Given problem :: Reproduce, word for word, the portion of the text on Scala value classes from "A value class" to "PersonId, name: String)".

Page excerpt ::
+--

A value class is a case class, of type W, that wraps a single value, of type V and optionally extends AnyVal. Value classes are a really convenient and lightweight way of strongly typing primitive values to avoid passing them to functions incorrectly.

For example:

case class PersonId(id: Long) extends AnyVal
case class AccountId(id: Long) extends AnyVal

case class Person(id: PersonId, name: String)
case class Account(id: AccountId, name: String)

def getPerson(id: PersonId): Person
def getAccount(id: Account): Account

Although both Persons and Accounts are identified by Longs, by wrapping those Long values in different value classes we can be sure that we can't accidentally pass an identifier to a Person to the getAccount function without the compiler telling us we've done the wrong thing.

As useful as value classes are, there are a lot of situations where wrapping and unwrapping the values can cause enough friction in your code that you wonder if they're worth the effort. For example, if you render the Person class defined above to JSON using Play Framework's very handy macro-generated Writes instances you end up with an undesirable extra level of structure in the output, e.g.

+--

Data lines ::
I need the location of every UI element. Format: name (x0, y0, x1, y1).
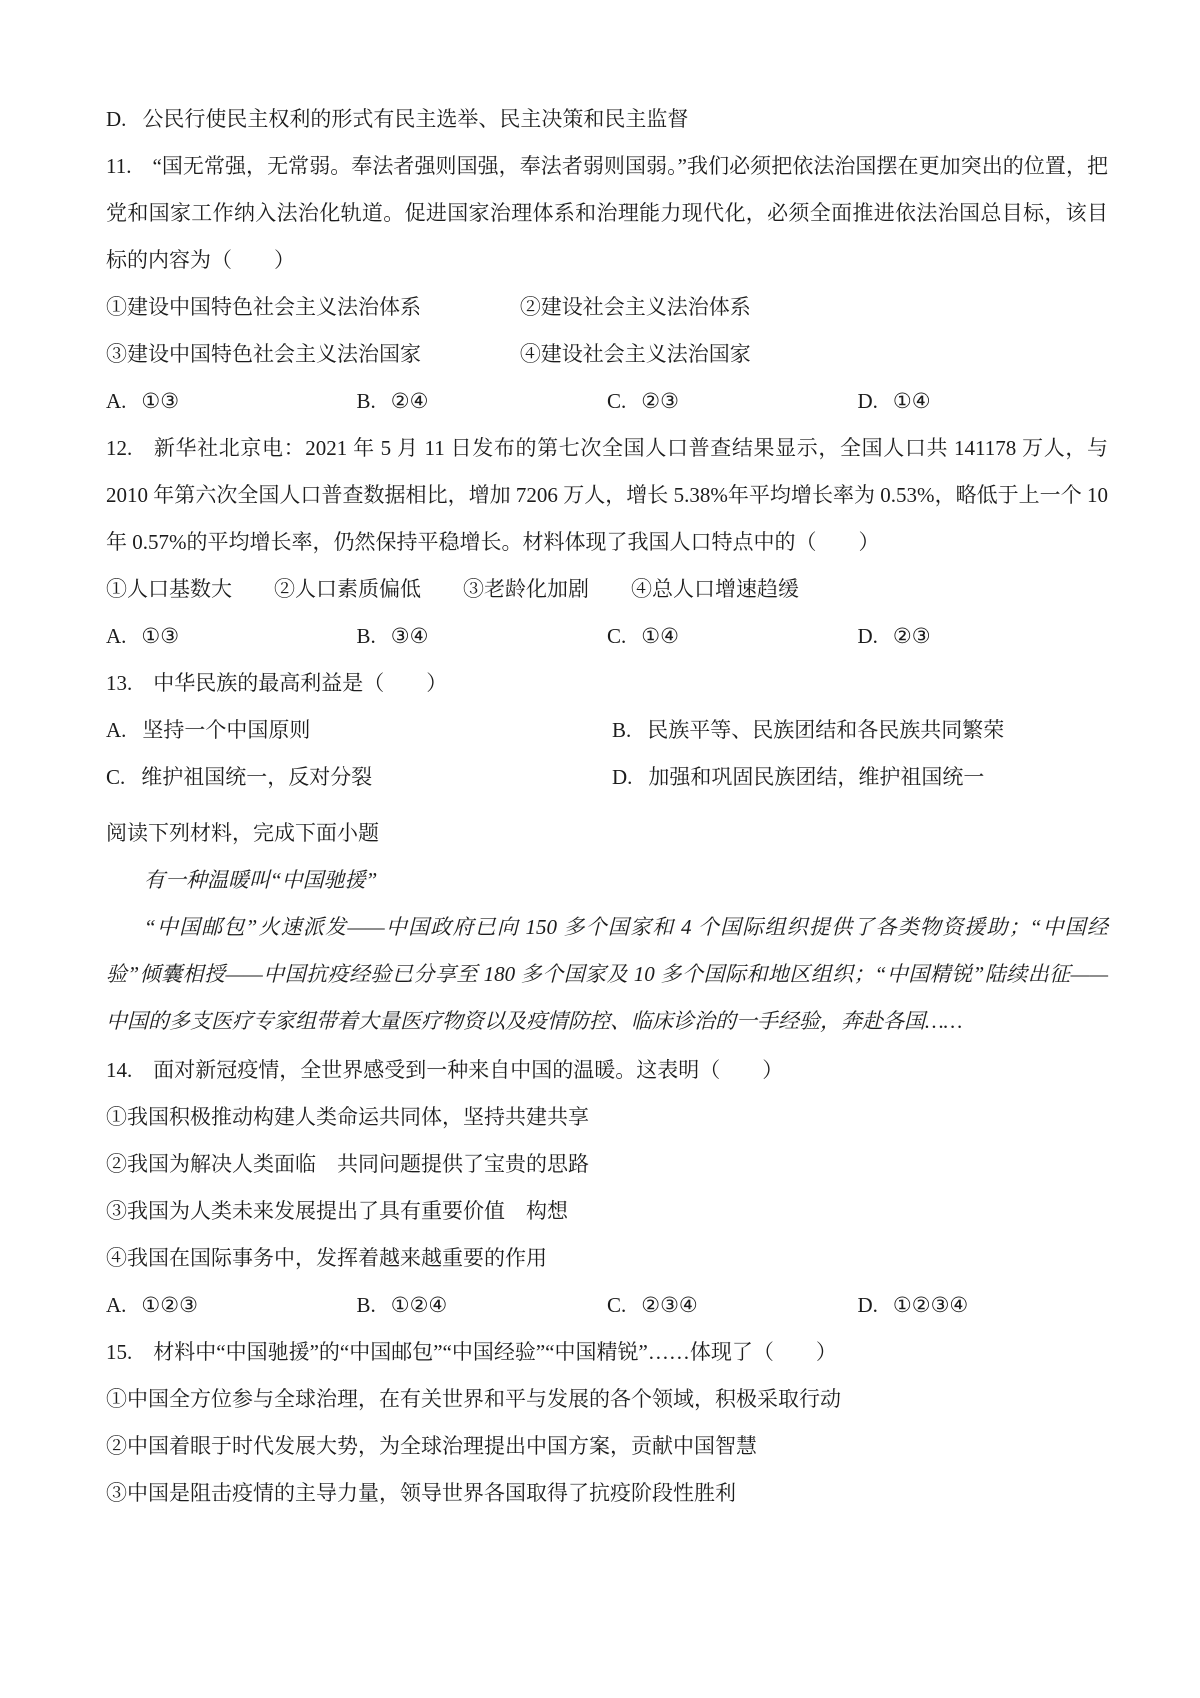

+--

Answer to this problem ::
A value class is a case class, of type W, that wraps a single value, of type V and optionally extends AnyVal. Value classes are a really convenient and lightweight way of strongly typing primitive values to avoid passing them to functions incorrectly.

For example:

case class PersonId(id: Long) extends AnyVal
case class AccountId(id: Long) extends AnyVal

case class Person(id: PersonId, name: String)